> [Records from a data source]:

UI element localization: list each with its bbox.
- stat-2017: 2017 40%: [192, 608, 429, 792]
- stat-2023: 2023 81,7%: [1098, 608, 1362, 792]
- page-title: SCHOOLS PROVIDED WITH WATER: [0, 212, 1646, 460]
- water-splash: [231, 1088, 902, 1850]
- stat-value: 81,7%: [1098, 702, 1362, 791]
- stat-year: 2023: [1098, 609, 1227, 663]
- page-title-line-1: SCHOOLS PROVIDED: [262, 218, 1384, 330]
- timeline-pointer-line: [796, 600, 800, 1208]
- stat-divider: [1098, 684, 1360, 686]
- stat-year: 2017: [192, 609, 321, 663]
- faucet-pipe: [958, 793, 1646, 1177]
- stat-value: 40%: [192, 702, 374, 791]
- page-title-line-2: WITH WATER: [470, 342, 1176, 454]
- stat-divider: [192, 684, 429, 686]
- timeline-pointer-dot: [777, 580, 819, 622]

--

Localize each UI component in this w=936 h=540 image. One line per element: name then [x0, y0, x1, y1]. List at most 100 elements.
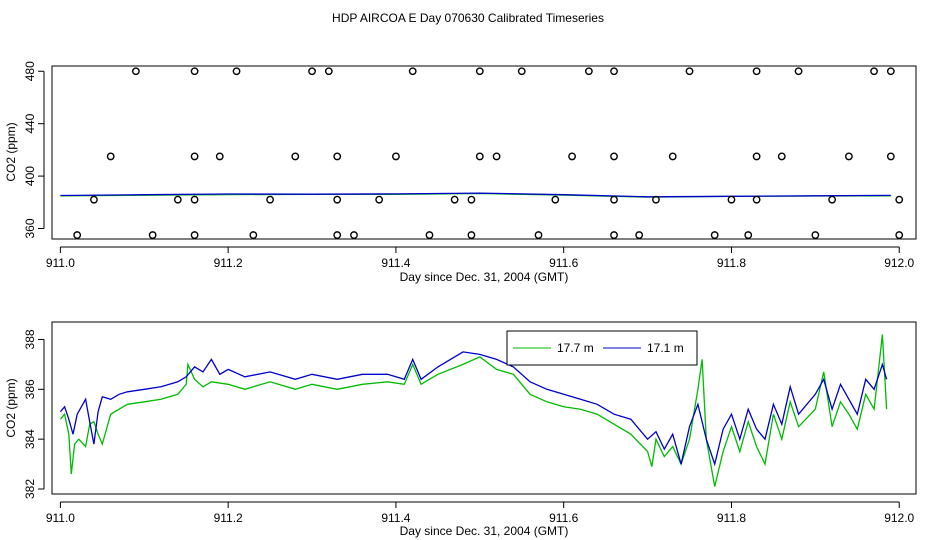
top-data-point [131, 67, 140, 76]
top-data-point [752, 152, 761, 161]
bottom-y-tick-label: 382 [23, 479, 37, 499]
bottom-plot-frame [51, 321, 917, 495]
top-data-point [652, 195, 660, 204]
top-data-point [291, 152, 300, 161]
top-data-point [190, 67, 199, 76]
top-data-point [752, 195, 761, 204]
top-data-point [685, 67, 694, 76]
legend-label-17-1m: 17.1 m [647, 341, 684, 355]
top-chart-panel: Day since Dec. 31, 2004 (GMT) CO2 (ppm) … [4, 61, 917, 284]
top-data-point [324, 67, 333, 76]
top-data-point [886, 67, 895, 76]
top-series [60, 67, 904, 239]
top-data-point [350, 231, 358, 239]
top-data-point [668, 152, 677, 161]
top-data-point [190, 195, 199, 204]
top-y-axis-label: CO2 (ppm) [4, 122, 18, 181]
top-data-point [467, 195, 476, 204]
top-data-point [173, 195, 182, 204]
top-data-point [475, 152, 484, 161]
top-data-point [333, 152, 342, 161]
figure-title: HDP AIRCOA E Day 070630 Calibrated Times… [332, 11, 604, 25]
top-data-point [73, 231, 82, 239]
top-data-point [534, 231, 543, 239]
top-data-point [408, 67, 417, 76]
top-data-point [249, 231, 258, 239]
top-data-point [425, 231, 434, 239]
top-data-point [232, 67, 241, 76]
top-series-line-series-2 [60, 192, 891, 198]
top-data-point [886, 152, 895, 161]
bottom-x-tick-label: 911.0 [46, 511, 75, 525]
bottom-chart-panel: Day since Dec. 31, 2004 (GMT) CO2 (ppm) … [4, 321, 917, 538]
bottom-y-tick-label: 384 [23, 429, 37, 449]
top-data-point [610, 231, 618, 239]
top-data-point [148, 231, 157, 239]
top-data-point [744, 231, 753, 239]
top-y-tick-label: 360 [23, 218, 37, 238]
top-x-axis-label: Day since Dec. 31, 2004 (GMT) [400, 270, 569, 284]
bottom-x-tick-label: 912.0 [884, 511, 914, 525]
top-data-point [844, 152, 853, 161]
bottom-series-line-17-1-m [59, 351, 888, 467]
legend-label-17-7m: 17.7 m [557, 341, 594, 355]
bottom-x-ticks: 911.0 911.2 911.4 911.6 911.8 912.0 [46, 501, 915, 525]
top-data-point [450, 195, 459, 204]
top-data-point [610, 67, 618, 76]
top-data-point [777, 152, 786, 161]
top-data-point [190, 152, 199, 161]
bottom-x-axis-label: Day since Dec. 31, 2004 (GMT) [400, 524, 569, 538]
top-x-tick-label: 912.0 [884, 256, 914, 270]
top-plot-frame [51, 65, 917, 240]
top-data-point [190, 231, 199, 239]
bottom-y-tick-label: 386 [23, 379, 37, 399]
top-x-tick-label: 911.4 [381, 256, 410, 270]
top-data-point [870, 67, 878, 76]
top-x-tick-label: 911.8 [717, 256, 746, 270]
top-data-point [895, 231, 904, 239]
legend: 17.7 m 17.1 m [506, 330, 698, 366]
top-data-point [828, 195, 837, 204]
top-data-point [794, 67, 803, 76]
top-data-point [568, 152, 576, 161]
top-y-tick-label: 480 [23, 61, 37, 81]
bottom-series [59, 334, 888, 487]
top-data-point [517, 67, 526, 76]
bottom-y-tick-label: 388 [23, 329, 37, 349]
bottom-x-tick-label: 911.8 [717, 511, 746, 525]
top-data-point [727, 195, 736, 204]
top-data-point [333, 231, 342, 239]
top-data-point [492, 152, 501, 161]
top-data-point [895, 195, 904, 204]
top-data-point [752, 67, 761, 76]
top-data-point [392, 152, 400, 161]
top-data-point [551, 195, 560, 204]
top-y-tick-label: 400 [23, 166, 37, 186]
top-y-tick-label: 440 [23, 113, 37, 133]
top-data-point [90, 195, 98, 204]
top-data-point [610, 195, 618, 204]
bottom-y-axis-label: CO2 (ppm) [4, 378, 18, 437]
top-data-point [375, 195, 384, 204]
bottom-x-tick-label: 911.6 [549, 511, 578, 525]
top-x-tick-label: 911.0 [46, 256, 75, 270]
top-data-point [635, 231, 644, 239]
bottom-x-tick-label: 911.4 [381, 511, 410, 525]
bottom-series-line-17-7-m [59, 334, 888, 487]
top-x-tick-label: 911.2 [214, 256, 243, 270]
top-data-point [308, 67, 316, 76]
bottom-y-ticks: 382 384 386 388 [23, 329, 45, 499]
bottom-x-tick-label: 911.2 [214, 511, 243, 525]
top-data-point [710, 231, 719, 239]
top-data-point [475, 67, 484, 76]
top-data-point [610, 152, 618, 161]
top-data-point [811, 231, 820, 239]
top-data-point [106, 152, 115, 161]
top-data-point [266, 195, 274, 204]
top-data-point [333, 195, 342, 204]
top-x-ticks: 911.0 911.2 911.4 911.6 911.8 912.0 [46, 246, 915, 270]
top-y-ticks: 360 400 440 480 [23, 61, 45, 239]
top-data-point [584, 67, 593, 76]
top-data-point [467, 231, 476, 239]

==

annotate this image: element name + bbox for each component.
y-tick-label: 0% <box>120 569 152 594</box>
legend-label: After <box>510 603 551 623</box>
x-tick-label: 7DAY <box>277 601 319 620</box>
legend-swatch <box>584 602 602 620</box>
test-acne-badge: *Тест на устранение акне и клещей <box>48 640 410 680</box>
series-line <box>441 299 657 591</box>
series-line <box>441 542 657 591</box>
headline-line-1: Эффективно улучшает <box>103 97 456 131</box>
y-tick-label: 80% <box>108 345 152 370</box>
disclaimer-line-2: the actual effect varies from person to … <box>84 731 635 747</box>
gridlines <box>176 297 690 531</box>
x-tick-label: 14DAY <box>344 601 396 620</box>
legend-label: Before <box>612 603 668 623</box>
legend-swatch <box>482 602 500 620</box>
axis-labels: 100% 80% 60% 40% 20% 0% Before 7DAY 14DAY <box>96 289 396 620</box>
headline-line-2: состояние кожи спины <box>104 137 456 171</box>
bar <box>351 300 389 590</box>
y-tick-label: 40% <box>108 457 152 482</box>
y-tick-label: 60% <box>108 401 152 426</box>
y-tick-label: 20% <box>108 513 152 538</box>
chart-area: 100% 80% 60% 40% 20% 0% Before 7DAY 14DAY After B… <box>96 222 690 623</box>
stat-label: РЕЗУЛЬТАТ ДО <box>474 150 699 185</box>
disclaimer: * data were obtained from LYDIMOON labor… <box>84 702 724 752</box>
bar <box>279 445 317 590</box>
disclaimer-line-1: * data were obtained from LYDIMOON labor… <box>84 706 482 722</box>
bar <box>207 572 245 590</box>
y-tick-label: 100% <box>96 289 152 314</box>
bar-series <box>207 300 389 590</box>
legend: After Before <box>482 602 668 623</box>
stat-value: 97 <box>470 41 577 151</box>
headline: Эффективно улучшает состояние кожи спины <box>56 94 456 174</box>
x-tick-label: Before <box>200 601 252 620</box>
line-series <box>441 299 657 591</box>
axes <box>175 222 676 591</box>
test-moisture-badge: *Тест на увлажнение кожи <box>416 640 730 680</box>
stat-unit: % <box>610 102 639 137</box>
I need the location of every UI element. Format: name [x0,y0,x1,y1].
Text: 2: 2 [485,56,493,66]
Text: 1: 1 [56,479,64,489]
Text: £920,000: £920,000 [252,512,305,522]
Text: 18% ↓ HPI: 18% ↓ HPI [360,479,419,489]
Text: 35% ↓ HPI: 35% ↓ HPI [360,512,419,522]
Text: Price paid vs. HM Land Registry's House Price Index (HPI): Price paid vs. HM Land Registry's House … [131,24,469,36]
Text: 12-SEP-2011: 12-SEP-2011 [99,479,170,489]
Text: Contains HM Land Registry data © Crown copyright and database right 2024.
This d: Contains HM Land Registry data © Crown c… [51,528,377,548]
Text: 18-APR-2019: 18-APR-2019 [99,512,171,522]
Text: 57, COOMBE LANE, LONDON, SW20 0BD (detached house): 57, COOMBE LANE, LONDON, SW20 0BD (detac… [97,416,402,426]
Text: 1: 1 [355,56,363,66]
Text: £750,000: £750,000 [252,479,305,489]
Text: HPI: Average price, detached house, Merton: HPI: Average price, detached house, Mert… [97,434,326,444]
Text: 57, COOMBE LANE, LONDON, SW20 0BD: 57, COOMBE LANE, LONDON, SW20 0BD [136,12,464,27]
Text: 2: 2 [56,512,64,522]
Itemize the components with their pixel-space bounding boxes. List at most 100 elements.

> [Stated problem]: Express the lines from the one containing "UI element localization: list" up to and including the one containing "- timeline-pointer-dot: [777, 580, 819, 622]" as a JSON list of strings, one string per line, with blank lines omitted.

> [Task result]:
[
  "UI element localization: list each with its bbox.",
  "- stat-2017: 2017 40%: [192, 608, 429, 792]",
  "- stat-2023: 2023 81,7%: [1098, 608, 1362, 792]",
  "- page-title: SCHOOLS PROVIDED WITH WATER: [0, 212, 1646, 460]",
  "- water-splash: [231, 1088, 902, 1850]",
  "- stat-value: 81,7%: [1098, 702, 1362, 791]",
  "- stat-year: 2023: [1098, 609, 1227, 663]",
  "- page-title-line-1: SCHOOLS PROVIDED: [262, 218, 1384, 330]",
  "- timeline-pointer-line: [796, 600, 800, 1208]",
  "- stat-divider: [1098, 684, 1360, 686]",
  "- stat-year: 2017: [192, 609, 321, 663]",
  "- faucet-pipe: [958, 793, 1646, 1177]",
  "- stat-value: 40%: [192, 702, 374, 791]",
  "- page-title-line-2: WITH WATER: [470, 342, 1176, 454]",
  "- stat-divider: [192, 684, 429, 686]",
  "- timeline-pointer-dot: [777, 580, 819, 622]"
]